[WHAT THIS TASK INVOLVES]
Copy the records that follow exactly as written, but not their pictures.

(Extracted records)
-.-.-

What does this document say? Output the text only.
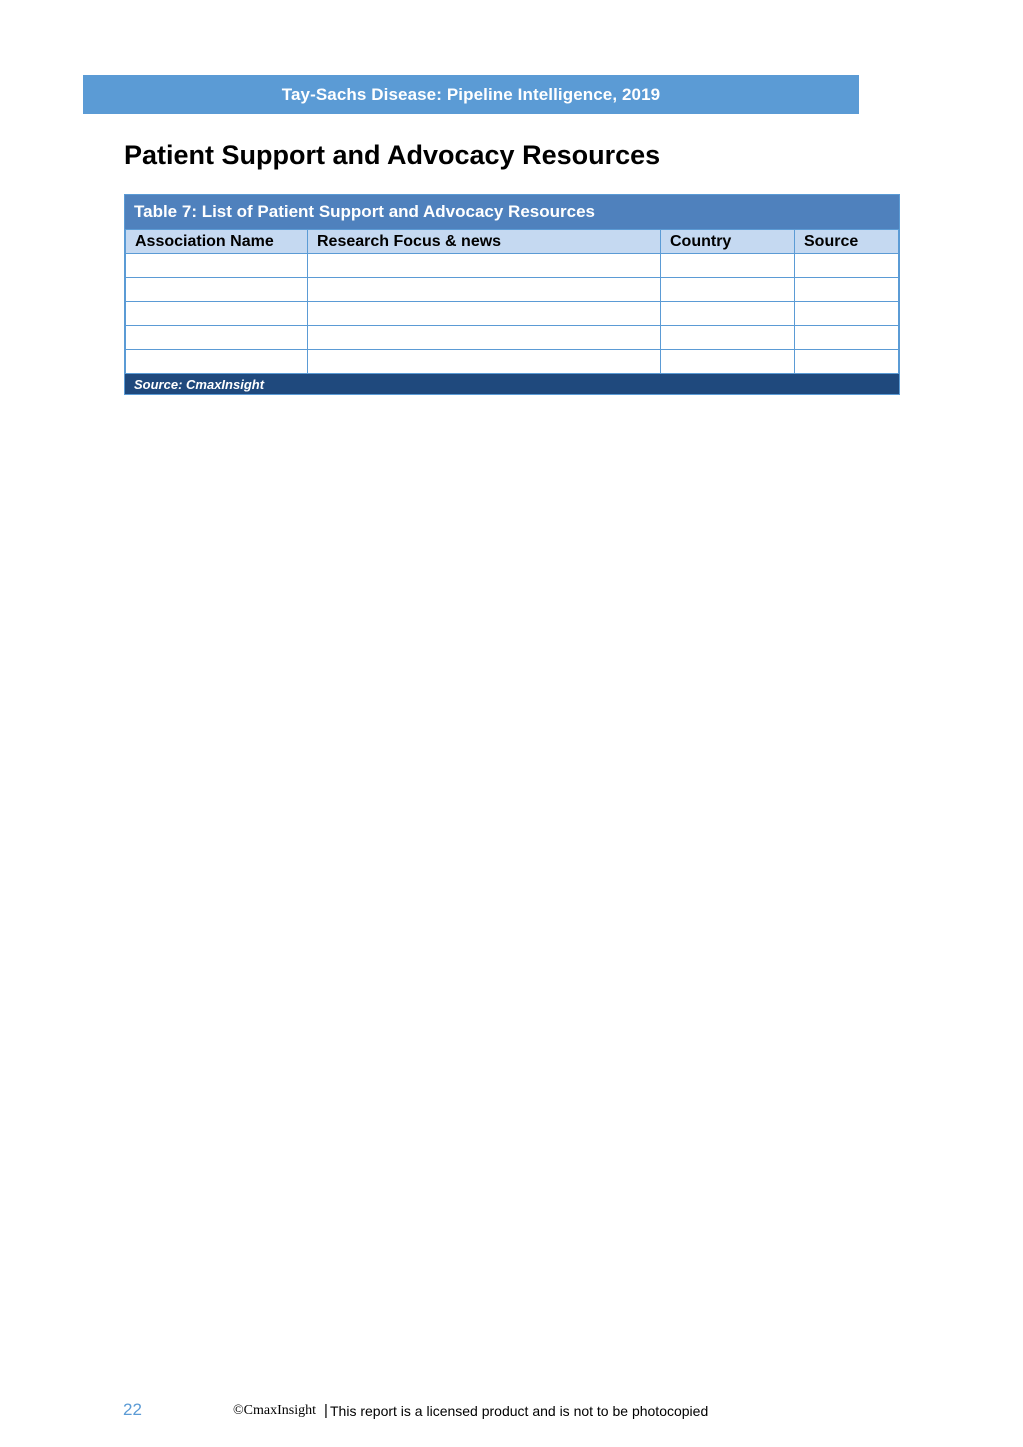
Tay-Sachs Disease: Pipeline Intelligence, 2019
Patient Support and Advocacy Resources
Table 7: List of Patient Support and Advocacy Resources
Association Name	Research Focus & news	Country	Source

Source: CmaxInsight
22	©CmaxInsight | This report is a licensed product and is not to be photocopied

-.-.-

[OUTPUT FOR THIS TASK]
What does this document say? Output the text only.
Tay-Sachs Disease: Pipeline Intelligence, 2019
Patient Support and Advocacy Resources
Table 7: List of Patient Support and Advocacy Resources
Association Name	Research Focus & news	Country	Source

Source: CmaxInsight
22	©CmaxInsight | This report is a licensed product and is not to be photocopied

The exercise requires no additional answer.